_Do this:_ Work through the entries below and report how many lines include "pası". The number alone is the answer.

Recorded data
▶
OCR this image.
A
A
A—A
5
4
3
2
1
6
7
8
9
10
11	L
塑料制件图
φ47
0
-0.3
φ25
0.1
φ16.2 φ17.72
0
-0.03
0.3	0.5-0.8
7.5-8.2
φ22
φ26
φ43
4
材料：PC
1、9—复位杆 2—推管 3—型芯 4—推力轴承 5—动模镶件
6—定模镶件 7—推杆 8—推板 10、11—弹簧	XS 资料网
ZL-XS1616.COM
◀
▶
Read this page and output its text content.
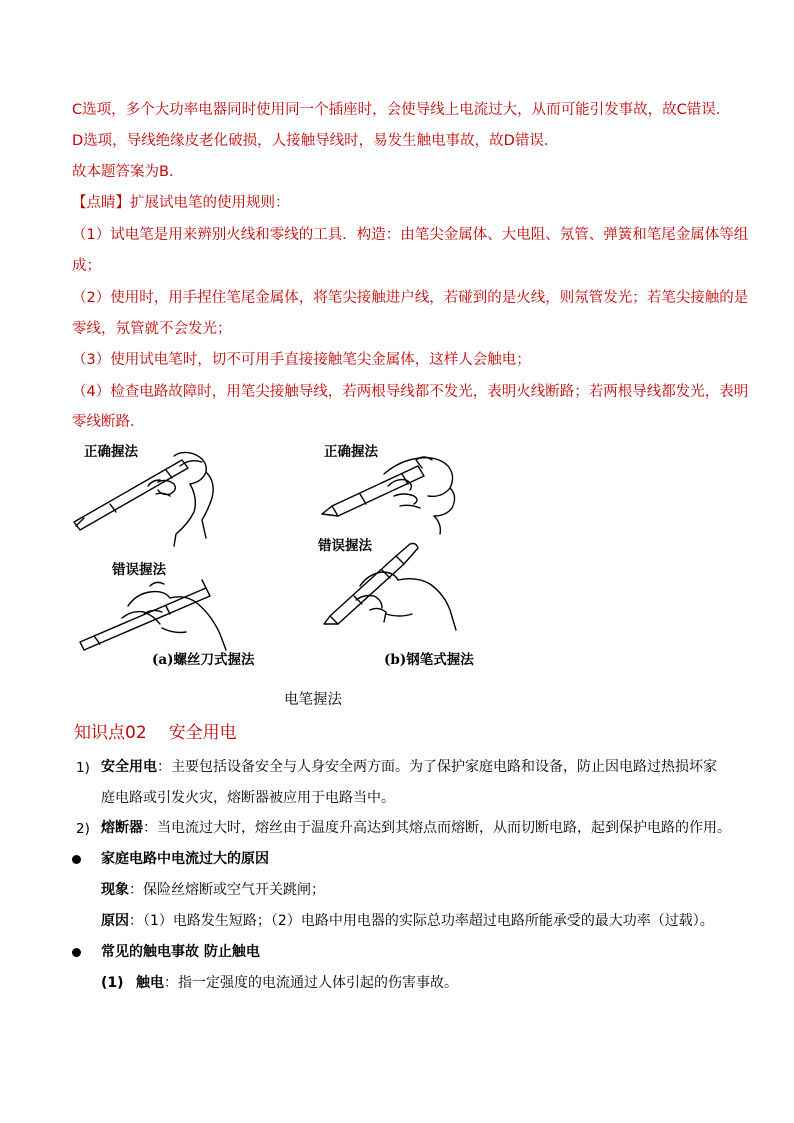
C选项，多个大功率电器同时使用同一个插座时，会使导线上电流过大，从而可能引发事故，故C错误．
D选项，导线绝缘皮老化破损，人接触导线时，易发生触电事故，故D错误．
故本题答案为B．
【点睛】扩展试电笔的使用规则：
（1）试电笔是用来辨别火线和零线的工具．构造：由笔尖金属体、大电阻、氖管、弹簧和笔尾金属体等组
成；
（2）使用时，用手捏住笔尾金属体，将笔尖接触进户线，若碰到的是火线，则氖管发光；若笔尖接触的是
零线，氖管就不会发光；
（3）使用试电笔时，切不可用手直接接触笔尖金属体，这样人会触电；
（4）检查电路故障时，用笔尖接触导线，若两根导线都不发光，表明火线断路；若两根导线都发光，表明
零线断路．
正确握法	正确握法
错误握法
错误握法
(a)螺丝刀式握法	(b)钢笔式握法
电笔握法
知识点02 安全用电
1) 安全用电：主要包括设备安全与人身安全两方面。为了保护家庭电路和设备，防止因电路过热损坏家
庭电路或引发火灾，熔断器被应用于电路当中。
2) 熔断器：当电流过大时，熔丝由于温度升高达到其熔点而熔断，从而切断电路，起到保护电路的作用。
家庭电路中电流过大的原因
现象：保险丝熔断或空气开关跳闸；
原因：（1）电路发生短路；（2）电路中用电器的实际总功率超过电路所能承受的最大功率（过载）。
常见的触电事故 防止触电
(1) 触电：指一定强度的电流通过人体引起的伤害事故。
◀
▶
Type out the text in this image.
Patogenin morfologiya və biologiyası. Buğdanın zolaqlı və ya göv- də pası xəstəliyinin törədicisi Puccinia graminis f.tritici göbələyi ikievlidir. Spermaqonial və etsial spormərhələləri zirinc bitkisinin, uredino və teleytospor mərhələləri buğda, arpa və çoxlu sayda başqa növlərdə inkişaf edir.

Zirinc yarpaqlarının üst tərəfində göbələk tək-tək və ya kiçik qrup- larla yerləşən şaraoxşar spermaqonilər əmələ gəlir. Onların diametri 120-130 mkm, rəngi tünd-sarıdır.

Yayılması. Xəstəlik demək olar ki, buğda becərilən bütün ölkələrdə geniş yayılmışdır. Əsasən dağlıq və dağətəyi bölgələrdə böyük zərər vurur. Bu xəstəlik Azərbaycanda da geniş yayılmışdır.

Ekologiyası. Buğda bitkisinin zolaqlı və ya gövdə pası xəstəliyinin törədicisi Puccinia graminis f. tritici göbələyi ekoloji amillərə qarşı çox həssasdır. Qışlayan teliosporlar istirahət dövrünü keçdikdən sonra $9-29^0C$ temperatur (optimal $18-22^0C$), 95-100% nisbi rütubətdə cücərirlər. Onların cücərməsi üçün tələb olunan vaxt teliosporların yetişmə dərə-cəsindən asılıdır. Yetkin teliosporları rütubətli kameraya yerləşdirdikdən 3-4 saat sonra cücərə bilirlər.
◀
_Task result:_ 2